Dataset excerpts:
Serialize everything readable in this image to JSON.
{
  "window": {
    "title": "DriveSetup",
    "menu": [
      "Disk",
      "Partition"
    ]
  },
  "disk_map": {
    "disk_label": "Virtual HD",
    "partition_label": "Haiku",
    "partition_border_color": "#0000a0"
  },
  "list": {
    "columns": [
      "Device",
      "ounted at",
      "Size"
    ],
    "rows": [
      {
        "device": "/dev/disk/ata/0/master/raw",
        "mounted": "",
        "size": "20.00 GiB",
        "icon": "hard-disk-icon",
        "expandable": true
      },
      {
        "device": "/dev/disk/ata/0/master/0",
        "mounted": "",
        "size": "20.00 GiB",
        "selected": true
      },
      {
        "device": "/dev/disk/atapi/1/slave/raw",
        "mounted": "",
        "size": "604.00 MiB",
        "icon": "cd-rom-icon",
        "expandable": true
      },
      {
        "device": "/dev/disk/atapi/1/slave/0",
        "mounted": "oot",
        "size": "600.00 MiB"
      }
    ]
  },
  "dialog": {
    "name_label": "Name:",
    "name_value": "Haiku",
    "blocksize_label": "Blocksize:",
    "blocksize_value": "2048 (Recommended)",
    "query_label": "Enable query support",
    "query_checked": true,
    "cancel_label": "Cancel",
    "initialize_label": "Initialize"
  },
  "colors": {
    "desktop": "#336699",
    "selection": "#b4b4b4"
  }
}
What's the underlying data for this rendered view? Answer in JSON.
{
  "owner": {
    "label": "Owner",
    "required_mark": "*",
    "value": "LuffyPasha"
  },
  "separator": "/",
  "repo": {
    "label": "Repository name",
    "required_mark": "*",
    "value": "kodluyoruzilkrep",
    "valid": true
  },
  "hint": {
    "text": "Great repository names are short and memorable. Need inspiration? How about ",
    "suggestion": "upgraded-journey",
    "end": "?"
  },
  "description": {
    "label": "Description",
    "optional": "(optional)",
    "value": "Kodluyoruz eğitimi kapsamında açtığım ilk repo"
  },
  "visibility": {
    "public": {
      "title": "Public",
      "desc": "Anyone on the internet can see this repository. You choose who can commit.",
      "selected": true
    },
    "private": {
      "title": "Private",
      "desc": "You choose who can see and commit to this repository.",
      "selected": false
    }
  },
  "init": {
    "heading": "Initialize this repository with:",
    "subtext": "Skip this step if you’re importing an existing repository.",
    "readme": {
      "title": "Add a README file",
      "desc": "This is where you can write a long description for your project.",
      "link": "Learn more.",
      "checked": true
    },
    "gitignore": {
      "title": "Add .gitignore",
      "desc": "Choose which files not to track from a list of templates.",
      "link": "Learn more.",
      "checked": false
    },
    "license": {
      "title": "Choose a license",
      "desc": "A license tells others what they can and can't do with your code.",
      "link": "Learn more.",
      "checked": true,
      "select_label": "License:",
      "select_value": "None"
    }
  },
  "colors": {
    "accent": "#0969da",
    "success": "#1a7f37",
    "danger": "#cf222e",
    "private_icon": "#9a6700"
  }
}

EXERCISE TASK: Copy each line of the data exactly, leaving nothing out.

OUTPUT FOR THIS TASK:
Serialize everything readable in this image to JSON.
{
  "window": {
    "title": "DriveSetup",
    "menu": [
      "Disk",
      "Partition"
    ]
  },
  "disk_map": {
    "disk_label": "Virtual HD",
    "partition_label": "Haiku",
    "partition_border_color": "#0000a0"
  },
  "list": {
    "columns": [
      "Device",
      "ounted at",
      "Size"
    ],
    "rows": [
      {
        "device": "/dev/disk/ata/0/master/raw",
        "mounted": "",
        "size": "20.00 GiB",
        "icon": "hard-disk-icon",
        "expandable": true
      },
      {
        "device": "/dev/disk/ata/0/master/0",
        "mounted": "",
        "size": "20.00 GiB",
        "selected": true
      },
      {
        "device": "/dev/disk/atapi/1/slave/raw",
        "mounted": "",
        "size": "604.00 MiB",
        "icon": "cd-rom-icon",
        "expandable": true
      },
      {
        "device": "/dev/disk/atapi/1/slave/0",
        "mounted": "oot",
        "size": "600.00 MiB"
      }
    ]
  },
  "dialog": {
    "name_label": "Name:",
    "name_value": "Haiku",
    "blocksize_label": "Blocksize:",
    "blocksize_value": "2048 (Recommended)",
    "query_label": "Enable query support",
    "query_checked": true,
    "cancel_label": "Cancel",
    "initialize_label": "Initialize"
  },
  "colors": {
    "desktop": "#336699",
    "selection": "#b4b4b4"
  }
}
What's the underlying data for this rendered view? Answer in JSON.
{
  "owner": {
    "label": "Owner",
    "required_mark": "*",
    "value": "LuffyPasha"
  },
  "separator": "/",
  "repo": {
    "label": "Repository name",
    "required_mark": "*",
    "value": "kodluyoruzilkrep",
    "valid": true
  },
  "hint": {
    "text": "Great repository names are short and memorable. Need inspiration? How about ",
    "suggestion": "upgraded-journey",
    "end": "?"
  },
  "description": {
    "label": "Description",
    "optional": "(optional)",
    "value": "Kodluyoruz eğitimi kapsamında açtığım ilk repo"
  },
  "visibility": {
    "public": {
      "title": "Public",
      "desc": "Anyone on the internet can see this repository. You choose who can commit.",
      "selected": true
    },
    "private": {
      "title": "Private",
      "desc": "You choose who can see and commit to this repository.",
      "selected": false
    }
  },
  "init": {
    "heading": "Initialize this repository with:",
    "subtext": "Skip this step if you’re importing an existing repository.",
    "readme": {
      "title": "Add a README file",
      "desc": "This is where you can write a long description for your project.",
      "link": "Learn more.",
      "checked": true
    },
    "gitignore": {
      "title": "Add .gitignore",
      "desc": "Choose which files not to track from a list of templates.",
      "link": "Learn more.",
      "checked": false
    },
    "license": {
      "title": "Choose a license",
      "desc": "A license tells others what they can and can't do with your code.",
      "link": "Learn more.",
      "checked": true,
      "select_label": "License:",
      "select_value": "None"
    }
  },
  "colors": {
    "accent": "#0969da",
    "success": "#1a7f37",
    "danger": "#cf222e",
    "private_icon": "#9a6700"
  }
}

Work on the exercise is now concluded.